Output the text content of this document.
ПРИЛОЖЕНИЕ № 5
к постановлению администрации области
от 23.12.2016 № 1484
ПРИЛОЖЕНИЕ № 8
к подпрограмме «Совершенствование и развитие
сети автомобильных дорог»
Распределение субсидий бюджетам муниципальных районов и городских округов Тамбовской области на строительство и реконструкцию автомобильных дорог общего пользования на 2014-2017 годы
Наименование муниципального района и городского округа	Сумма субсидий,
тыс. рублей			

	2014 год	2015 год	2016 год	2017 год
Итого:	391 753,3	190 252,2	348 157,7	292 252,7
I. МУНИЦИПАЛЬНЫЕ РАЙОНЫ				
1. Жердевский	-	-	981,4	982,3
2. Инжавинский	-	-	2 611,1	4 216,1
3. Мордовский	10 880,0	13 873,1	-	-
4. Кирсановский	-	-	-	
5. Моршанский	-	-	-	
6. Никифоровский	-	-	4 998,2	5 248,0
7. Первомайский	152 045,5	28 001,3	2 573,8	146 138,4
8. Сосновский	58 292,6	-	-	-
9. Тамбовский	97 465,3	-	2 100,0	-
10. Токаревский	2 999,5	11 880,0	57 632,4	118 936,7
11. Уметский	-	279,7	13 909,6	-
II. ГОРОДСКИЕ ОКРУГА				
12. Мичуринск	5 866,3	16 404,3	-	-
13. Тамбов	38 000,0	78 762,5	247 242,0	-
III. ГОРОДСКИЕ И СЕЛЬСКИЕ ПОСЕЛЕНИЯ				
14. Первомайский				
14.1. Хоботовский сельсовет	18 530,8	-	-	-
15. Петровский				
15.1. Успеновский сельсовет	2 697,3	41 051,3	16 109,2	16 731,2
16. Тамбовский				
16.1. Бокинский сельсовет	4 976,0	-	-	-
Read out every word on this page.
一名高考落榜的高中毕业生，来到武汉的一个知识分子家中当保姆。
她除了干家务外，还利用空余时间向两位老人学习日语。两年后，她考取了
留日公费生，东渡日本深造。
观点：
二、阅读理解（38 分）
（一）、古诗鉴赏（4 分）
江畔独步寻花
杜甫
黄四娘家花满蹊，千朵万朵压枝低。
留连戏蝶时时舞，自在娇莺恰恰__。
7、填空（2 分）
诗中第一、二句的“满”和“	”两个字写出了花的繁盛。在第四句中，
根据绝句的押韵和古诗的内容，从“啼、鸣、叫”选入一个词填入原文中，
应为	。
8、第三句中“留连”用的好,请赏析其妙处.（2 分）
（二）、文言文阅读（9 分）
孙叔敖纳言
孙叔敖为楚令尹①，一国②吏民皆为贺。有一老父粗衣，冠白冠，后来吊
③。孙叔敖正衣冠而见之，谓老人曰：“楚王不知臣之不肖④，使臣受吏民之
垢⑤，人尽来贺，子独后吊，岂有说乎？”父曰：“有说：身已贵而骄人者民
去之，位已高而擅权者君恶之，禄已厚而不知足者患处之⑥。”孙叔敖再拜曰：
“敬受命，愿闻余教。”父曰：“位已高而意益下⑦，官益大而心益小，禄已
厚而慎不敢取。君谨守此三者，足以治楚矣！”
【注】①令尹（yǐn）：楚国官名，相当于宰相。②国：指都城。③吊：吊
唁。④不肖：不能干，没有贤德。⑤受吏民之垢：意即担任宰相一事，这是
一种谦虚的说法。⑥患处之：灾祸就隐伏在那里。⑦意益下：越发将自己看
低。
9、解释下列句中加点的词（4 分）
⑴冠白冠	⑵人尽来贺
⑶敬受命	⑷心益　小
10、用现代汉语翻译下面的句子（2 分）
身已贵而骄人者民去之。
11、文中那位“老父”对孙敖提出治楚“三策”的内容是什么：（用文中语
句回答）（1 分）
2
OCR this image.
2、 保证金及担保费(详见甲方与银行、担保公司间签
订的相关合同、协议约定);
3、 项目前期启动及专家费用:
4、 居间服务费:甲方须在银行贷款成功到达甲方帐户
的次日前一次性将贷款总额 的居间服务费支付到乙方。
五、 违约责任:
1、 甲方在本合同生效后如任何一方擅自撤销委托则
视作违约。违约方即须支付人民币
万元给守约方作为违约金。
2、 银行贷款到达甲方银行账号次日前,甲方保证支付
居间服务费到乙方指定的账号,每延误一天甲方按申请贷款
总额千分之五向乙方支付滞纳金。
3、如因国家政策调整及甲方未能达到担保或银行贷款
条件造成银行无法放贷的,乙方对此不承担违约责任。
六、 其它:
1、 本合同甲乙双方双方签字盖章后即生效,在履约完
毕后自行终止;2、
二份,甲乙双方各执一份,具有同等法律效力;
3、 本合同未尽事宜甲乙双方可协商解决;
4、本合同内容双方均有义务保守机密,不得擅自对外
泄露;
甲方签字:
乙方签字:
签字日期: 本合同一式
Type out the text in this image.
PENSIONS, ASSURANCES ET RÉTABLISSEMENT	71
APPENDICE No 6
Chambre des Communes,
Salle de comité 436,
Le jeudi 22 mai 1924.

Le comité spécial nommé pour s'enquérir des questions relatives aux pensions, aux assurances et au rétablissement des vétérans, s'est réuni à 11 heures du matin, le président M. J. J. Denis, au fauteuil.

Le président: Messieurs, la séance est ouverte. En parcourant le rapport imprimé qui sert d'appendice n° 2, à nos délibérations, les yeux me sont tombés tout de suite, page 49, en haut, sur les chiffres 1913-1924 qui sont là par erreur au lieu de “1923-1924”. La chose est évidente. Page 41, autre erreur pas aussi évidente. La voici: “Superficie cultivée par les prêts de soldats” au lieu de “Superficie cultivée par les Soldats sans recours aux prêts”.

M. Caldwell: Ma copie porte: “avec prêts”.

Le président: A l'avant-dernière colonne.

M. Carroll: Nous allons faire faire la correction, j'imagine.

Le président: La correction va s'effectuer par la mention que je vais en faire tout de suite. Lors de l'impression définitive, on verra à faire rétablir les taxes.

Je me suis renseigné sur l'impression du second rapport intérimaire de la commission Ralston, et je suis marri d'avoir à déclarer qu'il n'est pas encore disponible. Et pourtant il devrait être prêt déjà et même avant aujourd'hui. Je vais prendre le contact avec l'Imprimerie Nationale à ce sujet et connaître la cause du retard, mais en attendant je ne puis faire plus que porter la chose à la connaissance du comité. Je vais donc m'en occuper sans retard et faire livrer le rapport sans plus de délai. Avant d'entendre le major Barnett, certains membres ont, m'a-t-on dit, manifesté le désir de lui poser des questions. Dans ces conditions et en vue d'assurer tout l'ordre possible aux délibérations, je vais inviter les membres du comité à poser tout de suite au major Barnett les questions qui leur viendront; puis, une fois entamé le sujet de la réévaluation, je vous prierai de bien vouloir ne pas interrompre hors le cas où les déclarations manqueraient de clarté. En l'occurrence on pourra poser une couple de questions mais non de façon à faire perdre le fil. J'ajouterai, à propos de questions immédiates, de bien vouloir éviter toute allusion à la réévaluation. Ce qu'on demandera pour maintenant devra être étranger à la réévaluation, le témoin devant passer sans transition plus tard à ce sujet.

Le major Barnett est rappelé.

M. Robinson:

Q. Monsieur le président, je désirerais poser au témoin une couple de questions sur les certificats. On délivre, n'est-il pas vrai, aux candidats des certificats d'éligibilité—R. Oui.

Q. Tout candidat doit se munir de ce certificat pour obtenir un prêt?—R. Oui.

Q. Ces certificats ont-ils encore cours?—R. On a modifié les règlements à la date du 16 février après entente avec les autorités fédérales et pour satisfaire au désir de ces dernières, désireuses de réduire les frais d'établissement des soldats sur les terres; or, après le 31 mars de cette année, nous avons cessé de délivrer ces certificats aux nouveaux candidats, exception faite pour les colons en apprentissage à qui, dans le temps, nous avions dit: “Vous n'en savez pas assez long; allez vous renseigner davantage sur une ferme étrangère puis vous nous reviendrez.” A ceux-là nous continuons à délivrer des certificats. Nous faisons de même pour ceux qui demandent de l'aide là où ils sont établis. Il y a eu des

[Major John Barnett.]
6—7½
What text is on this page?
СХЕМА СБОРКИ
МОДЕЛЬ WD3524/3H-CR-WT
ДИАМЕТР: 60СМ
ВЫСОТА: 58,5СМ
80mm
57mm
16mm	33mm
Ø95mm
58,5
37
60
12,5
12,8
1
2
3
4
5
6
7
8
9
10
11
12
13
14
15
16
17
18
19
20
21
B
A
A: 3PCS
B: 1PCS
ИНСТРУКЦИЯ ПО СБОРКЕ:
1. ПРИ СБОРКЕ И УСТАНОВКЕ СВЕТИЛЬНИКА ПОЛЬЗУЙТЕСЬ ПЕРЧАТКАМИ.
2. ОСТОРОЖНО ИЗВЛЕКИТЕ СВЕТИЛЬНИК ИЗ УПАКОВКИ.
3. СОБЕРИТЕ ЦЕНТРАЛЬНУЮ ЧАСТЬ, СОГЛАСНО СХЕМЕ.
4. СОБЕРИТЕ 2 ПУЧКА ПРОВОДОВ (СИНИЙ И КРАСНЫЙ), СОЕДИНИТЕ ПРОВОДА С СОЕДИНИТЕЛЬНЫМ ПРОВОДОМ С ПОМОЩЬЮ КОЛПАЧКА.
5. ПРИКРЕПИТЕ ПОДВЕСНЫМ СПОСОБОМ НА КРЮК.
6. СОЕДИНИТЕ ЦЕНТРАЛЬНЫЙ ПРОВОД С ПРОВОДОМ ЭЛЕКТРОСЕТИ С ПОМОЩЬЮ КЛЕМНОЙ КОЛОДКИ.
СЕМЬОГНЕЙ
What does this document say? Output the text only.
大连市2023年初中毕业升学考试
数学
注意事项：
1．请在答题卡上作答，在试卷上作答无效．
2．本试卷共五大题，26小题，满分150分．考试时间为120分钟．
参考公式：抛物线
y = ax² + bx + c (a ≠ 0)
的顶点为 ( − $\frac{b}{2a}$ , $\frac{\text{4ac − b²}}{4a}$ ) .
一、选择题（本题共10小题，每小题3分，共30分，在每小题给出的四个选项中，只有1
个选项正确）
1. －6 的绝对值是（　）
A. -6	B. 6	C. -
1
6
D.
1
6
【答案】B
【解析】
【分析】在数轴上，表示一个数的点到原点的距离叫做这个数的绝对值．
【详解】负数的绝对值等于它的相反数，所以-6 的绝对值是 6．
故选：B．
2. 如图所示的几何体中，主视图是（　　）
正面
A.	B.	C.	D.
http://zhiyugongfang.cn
—————
THE TASK: In the entries above, how many lines contain the word "Output"? Answer with the number only.

FINAL RESULT: 2